* START SOURCE DATA *

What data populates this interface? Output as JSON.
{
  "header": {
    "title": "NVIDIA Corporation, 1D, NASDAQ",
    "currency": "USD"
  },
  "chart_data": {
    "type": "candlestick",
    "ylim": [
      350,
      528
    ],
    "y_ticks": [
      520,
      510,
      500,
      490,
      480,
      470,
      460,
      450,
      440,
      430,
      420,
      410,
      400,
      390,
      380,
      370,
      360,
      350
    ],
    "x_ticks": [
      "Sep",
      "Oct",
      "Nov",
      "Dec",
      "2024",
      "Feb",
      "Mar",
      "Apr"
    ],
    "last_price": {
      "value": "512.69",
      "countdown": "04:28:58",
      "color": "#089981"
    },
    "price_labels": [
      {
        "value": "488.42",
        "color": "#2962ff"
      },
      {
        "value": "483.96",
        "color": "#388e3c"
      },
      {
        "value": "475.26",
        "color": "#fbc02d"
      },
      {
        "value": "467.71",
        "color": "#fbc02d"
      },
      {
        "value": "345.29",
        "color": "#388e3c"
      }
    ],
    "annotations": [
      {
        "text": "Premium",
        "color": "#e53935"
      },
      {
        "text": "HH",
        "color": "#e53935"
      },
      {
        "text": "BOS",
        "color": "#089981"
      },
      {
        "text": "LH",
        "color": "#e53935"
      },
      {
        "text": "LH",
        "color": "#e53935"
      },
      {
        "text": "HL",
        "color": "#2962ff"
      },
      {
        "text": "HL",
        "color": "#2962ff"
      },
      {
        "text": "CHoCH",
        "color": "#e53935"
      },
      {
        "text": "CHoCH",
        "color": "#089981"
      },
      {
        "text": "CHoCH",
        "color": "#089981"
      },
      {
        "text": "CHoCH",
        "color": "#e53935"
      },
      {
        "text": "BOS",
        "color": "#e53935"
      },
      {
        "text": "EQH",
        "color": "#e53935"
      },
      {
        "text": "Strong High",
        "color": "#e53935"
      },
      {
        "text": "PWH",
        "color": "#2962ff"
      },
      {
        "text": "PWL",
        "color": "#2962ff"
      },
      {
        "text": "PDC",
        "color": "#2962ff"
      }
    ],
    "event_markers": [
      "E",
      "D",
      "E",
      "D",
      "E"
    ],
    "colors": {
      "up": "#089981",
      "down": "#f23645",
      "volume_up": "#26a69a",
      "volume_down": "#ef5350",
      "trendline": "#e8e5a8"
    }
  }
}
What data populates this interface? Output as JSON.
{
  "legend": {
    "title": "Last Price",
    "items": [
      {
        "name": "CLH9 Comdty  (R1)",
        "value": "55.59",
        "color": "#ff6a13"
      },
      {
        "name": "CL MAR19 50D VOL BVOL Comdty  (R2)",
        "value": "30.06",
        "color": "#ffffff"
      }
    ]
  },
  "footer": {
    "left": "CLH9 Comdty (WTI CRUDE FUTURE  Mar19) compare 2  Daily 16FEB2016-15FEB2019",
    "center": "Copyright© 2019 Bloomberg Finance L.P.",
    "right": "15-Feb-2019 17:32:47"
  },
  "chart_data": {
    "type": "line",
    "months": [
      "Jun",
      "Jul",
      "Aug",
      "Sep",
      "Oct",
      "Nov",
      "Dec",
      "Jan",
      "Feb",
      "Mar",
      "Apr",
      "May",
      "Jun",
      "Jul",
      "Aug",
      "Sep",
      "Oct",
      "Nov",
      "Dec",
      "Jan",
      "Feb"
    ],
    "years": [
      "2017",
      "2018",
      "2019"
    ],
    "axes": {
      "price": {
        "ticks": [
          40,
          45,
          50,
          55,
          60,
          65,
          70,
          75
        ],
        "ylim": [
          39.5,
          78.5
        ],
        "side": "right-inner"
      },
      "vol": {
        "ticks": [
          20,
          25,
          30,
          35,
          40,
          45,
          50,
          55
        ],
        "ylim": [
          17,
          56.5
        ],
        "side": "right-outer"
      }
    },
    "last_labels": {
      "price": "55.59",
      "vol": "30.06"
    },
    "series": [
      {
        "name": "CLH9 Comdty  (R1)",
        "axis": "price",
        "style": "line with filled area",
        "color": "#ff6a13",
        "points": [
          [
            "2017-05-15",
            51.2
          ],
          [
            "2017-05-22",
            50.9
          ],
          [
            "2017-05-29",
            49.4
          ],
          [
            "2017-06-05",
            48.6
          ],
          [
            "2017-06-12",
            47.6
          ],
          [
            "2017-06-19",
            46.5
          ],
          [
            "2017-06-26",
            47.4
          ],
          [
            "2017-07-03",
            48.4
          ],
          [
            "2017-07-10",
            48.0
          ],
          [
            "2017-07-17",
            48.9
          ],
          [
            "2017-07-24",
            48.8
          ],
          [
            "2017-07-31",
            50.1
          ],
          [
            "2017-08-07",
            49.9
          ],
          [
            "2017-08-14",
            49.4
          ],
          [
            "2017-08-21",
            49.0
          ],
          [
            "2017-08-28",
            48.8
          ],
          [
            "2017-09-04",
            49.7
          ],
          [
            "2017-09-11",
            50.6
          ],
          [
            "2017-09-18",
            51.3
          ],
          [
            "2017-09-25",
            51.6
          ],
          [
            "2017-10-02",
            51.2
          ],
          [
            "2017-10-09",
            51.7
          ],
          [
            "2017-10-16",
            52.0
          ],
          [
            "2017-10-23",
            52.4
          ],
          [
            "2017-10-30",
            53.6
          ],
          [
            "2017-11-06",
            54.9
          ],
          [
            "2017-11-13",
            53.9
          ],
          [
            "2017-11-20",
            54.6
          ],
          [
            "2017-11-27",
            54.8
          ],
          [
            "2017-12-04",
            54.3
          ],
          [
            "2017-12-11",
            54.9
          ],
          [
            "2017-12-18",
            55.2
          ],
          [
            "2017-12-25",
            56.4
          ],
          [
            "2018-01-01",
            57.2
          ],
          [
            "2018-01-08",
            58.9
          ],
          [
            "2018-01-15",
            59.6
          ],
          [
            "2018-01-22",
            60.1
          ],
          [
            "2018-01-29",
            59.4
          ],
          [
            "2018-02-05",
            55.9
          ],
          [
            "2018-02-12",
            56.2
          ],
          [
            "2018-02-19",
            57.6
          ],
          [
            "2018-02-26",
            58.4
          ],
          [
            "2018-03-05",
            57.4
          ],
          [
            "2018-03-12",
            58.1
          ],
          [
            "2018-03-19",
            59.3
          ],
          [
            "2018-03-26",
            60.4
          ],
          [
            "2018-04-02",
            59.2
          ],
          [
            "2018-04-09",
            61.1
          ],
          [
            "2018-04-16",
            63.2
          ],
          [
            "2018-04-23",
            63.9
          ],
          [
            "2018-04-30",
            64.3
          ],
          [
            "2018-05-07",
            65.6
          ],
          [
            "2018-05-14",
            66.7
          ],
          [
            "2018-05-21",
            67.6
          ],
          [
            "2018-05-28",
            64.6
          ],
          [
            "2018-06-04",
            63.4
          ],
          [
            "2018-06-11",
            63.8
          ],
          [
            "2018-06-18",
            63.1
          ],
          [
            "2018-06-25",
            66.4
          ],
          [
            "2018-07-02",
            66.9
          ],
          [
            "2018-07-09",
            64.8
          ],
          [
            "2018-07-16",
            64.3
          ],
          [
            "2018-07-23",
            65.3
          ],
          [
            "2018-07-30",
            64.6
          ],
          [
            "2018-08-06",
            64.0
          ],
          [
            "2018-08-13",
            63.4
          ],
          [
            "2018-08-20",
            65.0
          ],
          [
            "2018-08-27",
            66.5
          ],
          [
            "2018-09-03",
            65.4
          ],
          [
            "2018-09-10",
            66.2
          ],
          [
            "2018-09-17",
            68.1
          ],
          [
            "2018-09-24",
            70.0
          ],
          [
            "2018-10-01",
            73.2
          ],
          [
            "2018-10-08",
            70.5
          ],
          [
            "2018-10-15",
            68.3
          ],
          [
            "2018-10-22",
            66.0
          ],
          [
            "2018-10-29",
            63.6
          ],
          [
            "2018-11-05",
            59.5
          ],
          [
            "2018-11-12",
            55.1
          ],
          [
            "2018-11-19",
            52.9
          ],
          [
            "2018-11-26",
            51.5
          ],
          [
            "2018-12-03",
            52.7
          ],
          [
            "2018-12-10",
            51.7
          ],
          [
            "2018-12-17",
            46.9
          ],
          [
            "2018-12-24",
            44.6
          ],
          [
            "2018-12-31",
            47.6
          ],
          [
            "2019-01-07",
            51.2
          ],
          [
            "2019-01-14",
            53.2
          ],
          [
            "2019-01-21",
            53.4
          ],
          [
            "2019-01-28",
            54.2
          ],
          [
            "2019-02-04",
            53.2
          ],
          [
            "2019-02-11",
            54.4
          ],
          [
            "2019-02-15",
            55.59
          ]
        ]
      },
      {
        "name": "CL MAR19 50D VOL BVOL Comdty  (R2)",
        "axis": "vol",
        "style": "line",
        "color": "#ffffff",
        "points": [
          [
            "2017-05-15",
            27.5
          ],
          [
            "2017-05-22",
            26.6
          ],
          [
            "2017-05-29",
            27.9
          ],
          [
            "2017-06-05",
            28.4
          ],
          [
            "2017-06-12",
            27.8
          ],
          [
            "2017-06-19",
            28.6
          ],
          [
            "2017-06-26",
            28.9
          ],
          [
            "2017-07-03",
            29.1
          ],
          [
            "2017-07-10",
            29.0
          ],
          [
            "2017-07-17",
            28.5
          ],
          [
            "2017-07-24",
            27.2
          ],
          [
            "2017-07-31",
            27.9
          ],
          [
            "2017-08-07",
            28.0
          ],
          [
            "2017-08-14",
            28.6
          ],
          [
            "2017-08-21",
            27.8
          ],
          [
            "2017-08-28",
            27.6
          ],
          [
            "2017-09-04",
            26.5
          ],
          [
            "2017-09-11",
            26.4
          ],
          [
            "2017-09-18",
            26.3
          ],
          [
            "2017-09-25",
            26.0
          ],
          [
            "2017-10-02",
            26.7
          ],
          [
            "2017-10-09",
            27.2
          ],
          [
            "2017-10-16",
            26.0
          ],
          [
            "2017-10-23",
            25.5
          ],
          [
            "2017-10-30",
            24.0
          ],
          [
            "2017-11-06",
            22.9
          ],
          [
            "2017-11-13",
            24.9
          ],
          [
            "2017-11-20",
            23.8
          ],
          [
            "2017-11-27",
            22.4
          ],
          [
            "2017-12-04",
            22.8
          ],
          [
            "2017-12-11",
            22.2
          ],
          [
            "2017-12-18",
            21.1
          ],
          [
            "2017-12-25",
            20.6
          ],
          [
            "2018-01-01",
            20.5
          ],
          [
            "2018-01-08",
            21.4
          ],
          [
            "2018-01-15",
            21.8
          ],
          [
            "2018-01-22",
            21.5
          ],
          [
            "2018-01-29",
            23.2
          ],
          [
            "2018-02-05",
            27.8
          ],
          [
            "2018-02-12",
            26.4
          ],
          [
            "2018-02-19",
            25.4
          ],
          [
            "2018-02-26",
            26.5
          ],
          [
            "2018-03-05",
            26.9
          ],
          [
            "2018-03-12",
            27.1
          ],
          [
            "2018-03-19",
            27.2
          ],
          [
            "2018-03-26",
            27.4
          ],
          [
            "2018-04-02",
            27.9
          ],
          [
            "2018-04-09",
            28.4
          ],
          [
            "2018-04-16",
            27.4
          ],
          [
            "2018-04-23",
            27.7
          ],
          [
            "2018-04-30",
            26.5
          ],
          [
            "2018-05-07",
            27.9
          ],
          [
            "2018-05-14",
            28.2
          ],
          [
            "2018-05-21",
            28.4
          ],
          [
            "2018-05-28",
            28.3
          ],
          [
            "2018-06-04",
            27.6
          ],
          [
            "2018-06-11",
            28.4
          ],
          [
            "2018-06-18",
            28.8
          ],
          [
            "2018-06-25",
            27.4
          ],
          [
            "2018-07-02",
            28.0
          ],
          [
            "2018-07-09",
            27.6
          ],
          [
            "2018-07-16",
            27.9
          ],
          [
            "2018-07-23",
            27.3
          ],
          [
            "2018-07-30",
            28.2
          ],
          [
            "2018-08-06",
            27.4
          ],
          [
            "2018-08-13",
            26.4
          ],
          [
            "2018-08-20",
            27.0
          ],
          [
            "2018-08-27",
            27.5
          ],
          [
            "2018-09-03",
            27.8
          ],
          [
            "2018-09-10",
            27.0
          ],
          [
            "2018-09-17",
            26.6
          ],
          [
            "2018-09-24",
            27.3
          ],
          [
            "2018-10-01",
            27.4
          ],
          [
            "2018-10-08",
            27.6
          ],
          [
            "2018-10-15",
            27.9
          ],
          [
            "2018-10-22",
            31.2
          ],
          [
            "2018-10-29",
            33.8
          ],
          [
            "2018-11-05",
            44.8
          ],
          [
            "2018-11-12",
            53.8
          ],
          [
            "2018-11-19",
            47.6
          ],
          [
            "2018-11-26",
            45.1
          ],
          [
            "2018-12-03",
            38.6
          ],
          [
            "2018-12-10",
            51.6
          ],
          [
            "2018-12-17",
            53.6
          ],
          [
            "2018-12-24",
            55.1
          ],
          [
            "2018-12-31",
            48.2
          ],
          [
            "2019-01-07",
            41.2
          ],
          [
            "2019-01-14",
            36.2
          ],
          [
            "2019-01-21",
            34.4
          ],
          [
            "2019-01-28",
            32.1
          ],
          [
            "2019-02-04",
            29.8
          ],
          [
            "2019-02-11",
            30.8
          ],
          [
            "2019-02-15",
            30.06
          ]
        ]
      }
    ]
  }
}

* END SOURCE DATA *

Look for "title" and pull out every line that has it.

    "title": "NVIDIA Corporation, 1D, NASDAQ",
    "title": "Last Price",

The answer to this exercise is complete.